* START *

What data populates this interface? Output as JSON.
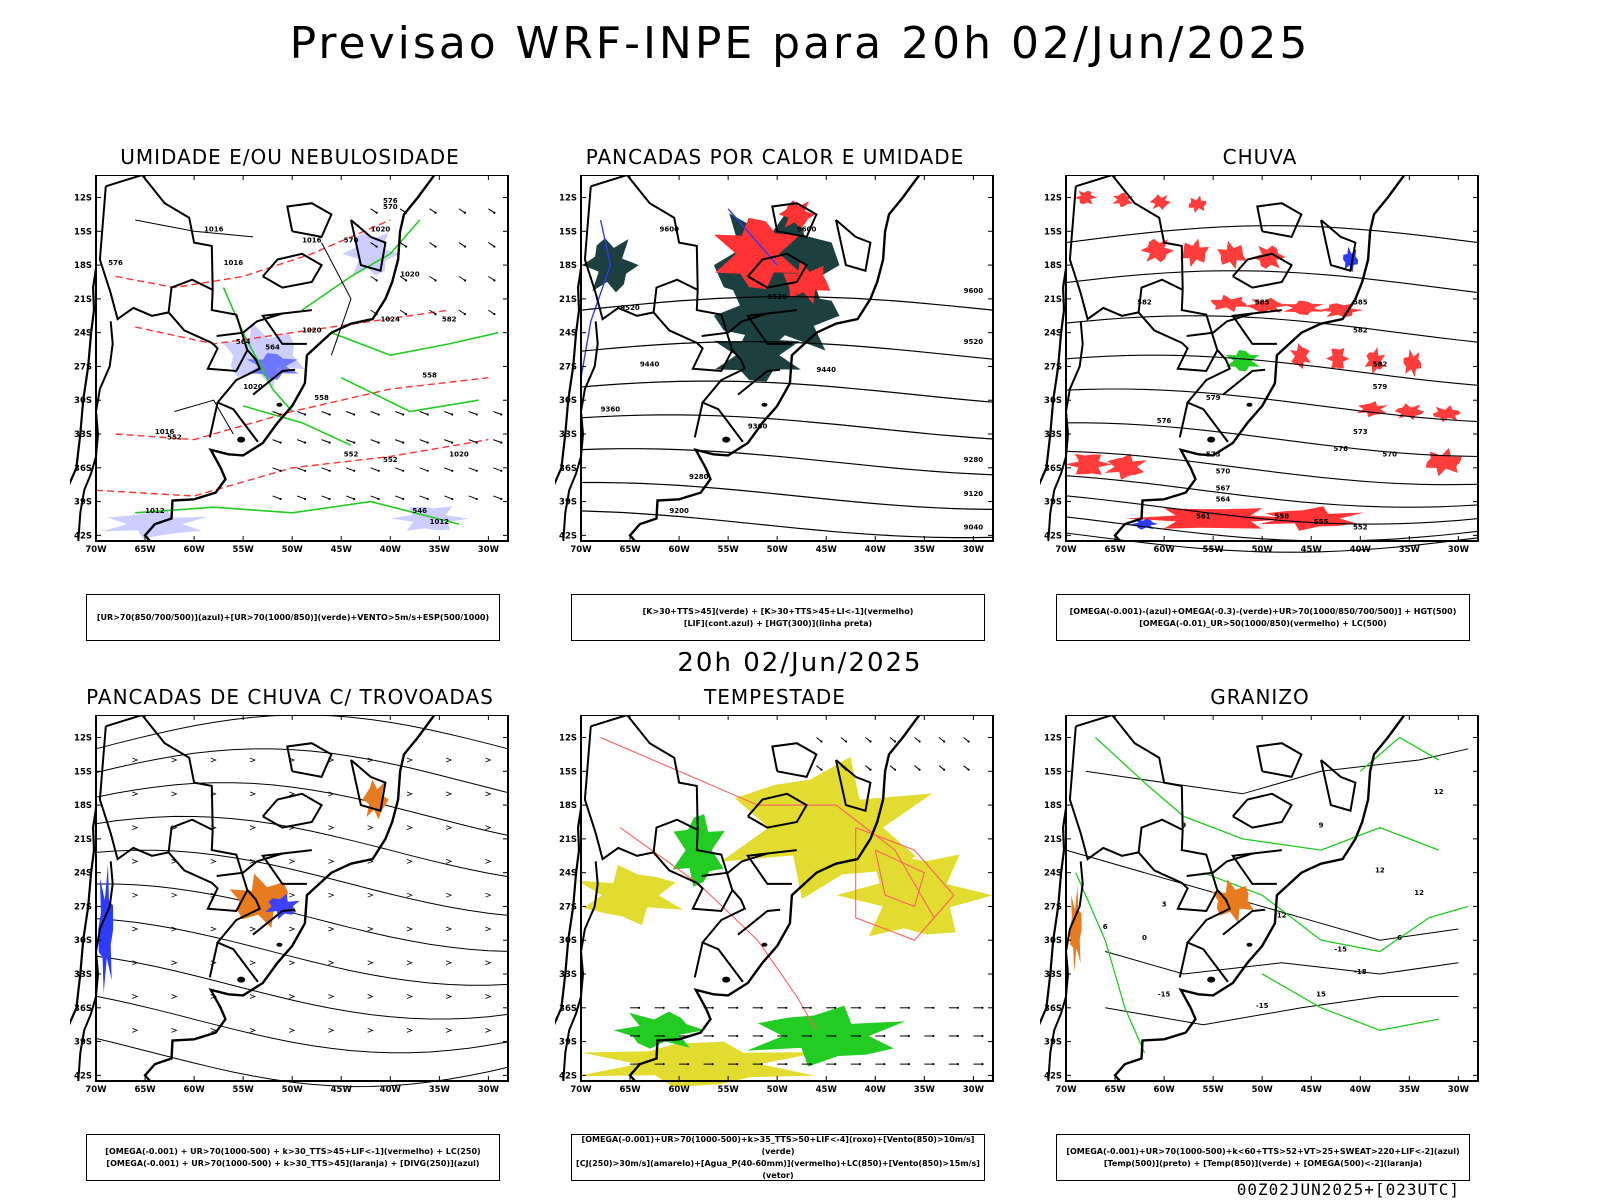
{
  "title": "Previsao WRF-INPE  para 20h 02/Jun/2025",
  "mid_timestamp": "20h 02/Jun/2025",
  "footer": "00Z02JUN2025+[023UTC]",
  "lat_labels": [
    "12S",
    "15S",
    "18S",
    "21S",
    "24S",
    "27S",
    "30S",
    "33S",
    "36S",
    "39S",
    "42S"
  ],
  "lon_labels": [
    "70W",
    "65W",
    "60W",
    "55W",
    "50W",
    "45W",
    "40W",
    "35W",
    "30W"
  ],
  "panels": [
    {
      "id": "umidade",
      "title": "UMIDADE E/OU NEBULOSIDADE",
      "legend": [
        "[UR>70(850/700/500)](azul)+[UR>70(1000/850)](verde)+VENTO>5m/s+ESP(500/1000)"
      ],
      "contour_labels": [
        "1016",
        "1016",
        "1016",
        "1020",
        "1020",
        "1024",
        "1020",
        "1020",
        "1012",
        "1012",
        "1016",
        "1020",
        "570",
        "570",
        "576",
        "564",
        "564",
        "558",
        "558",
        "552",
        "552",
        "552",
        "546",
        "582",
        "576"
      ]
    },
    {
      "id": "pancadas-calor",
      "title": "PANCADAS POR CALOR E UMIDADE",
      "legend": [
        "[K>30+TTS>45](verde) + [K>30+TTS>45+LI<-1](vermelho)",
        "[LIF](cont.azul) + [HGT(300)](linha preta)"
      ],
      "contour_labels": [
        "9600",
        "9600",
        "9520",
        "9520",
        "9440",
        "9440",
        "9360",
        "9360",
        "9280",
        "9280",
        "9200",
        "9120",
        "9040",
        "9600",
        "9520"
      ]
    },
    {
      "id": "chuva",
      "title": "CHUVA",
      "legend": [
        "[OMEGA(-0.001)-(azul)+OMEGA(-0.3)-(verde)+UR>70(1000/850/700/500)] + HGT(500)",
        "[OMEGA(-0.01)_UR>50(1000/850)(vermelho) + LC(500)"
      ],
      "contour_labels": [
        "585",
        "582",
        "582",
        "579",
        "579",
        "576",
        "576",
        "573",
        "573",
        "570",
        "570",
        "567",
        "564",
        "561",
        "558",
        "555",
        "552",
        "585",
        "582"
      ]
    },
    {
      "id": "pancadas-trovoadas",
      "title": "PANCADAS DE CHUVA C/ TROVOADAS",
      "legend": [
        "[OMEGA(-0.001) + UR>70(1000-500) + k>30_TTS>45+LIF<-1](vermelho) + LC(250)",
        "[OMEGA(-0.001) + UR>70(1000-500) + k>30_TTS>45](laranja) + [DIVG(250)](azul)"
      ],
      "contour_labels": []
    },
    {
      "id": "tempestade",
      "title": "TEMPESTADE",
      "legend": [
        "[OMEGA(-0.001)+UR>70(1000-500)+k>35_TTS>50+LIF<-4](roxo)+[Vento(850)>10m/s](verde)",
        "[CJ(250)>30m/s](amarelo)+[Agua_P(40-60mm)](vermelho)+LC(850)+[Vento(850)>15m/s](vetor)"
      ],
      "contour_labels": []
    },
    {
      "id": "granizo",
      "title": "GRANIZO",
      "legend": [
        "[OMEGA(-0.001)+UR>70(1000-500)+k<60+TTS>52+VT>25+SWEAT>220+LIF<-2](azul)",
        "[Temp(500)](preto) + [Temp(850)](verde) + [OMEGA(500)<-2](laranja)"
      ],
      "contour_labels": [
        "-15",
        "-15",
        "-18",
        "-15",
        "12",
        "12",
        "12",
        "9",
        "9",
        "6",
        "3",
        "0",
        "6",
        "12",
        "15"
      ]
    }
  ],
  "colors": {
    "blue": "#2b3cff",
    "green": "#22cc22",
    "red": "#ff3333",
    "dark_teal": "#1c4040",
    "orange": "#e87a20",
    "yellow": "#e3dc30",
    "lavender": "#c8c8ff",
    "lightred": "#ff6060"
  }
}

* END *

Every record above should be written out again without change, except that the pictures are left out.

» **Solution**
What data populates this interface? Output as JSON.
{
  "title": "Previsao WRF-INPE  para 20h 02/Jun/2025",
  "mid_timestamp": "20h 02/Jun/2025",
  "footer": "00Z02JUN2025+[023UTC]",
  "lat_labels": [
    "12S",
    "15S",
    "18S",
    "21S",
    "24S",
    "27S",
    "30S",
    "33S",
    "36S",
    "39S",
    "42S"
  ],
  "lon_labels": [
    "70W",
    "65W",
    "60W",
    "55W",
    "50W",
    "45W",
    "40W",
    "35W",
    "30W"
  ],
  "panels": [
    {
      "id": "umidade",
      "title": "UMIDADE E/OU NEBULOSIDADE",
      "legend": [
        "[UR>70(850/700/500)](azul)+[UR>70(1000/850)](verde)+VENTO>5m/s+ESP(500/1000)"
      ],
      "contour_labels": [
        "1016",
        "1016",
        "1016",
        "1020",
        "1020",
        "1024",
        "1020",
        "1020",
        "1012",
        "1012",
        "1016",
        "1020",
        "570",
        "570",
        "576",
        "564",
        "564",
        "558",
        "558",
        "552",
        "552",
        "552",
        "546",
        "582",
        "576"
      ]
    },
    {
      "id": "pancadas-calor",
      "title": "PANCADAS POR CALOR E UMIDADE",
      "legend": [
        "[K>30+TTS>45](verde) + [K>30+TTS>45+LI<-1](vermelho)",
        "[LIF](cont.azul) + [HGT(300)](linha preta)"
      ],
      "contour_labels": [
        "9600",
        "9600",
        "9520",
        "9520",
        "9440",
        "9440",
        "9360",
        "9360",
        "9280",
        "9280",
        "9200",
        "9120",
        "9040",
        "9600",
        "9520"
      ]
    },
    {
      "id": "chuva",
      "title": "CHUVA",
      "legend": [
        "[OMEGA(-0.001)-(azul)+OMEGA(-0.3)-(verde)+UR>70(1000/850/700/500)] + HGT(500)",
        "[OMEGA(-0.01)_UR>50(1000/850)(vermelho) + LC(500)"
      ],
      "contour_labels": [
        "585",
        "582",
        "582",
        "579",
        "579",
        "576",
        "576",
        "573",
        "573",
        "570",
        "570",
        "567",
        "564",
        "561",
        "558",
        "555",
        "552",
        "585",
        "582"
      ]
    },
    {
      "id": "pancadas-trovoadas",
      "title": "PANCADAS DE CHUVA C/ TROVOADAS",
      "legend": [
        "[OMEGA(-0.001) + UR>70(1000-500) + k>30_TTS>45+LIF<-1](vermelho) + LC(250)",
        "[OMEGA(-0.001) + UR>70(1000-500) + k>30_TTS>45](laranja) + [DIVG(250)](azul)"
      ],
      "contour_labels": []
    },
    {
      "id": "tempestade",
      "title": "TEMPESTADE",
      "legend": [
        "[OMEGA(-0.001)+UR>70(1000-500)+k>35_TTS>50+LIF<-4](roxo)+[Vento(850)>10m/s](verde)",
        "[CJ(250)>30m/s](amarelo)+[Agua_P(40-60mm)](vermelho)+LC(850)+[Vento(850)>15m/s](vetor)"
      ],
      "contour_labels": []
    },
    {
      "id": "granizo",
      "title": "GRANIZO",
      "legend": [
        "[OMEGA(-0.001)+UR>70(1000-500)+k<60+TTS>52+VT>25+SWEAT>220+LIF<-2](azul)",
        "[Temp(500)](preto) + [Temp(850)](verde) + [OMEGA(500)<-2](laranja)"
      ],
      "contour_labels": [
        "-15",
        "-15",
        "-18",
        "-15",
        "12",
        "12",
        "12",
        "9",
        "9",
        "6",
        "3",
        "0",
        "6",
        "12",
        "15"
      ]
    }
  ],
  "colors": {
    "blue": "#2b3cff",
    "green": "#22cc22",
    "red": "#ff3333",
    "dark_teal": "#1c4040",
    "orange": "#e87a20",
    "yellow": "#e3dc30",
    "lavender": "#c8c8ff",
    "lightred": "#ff6060"
  }
}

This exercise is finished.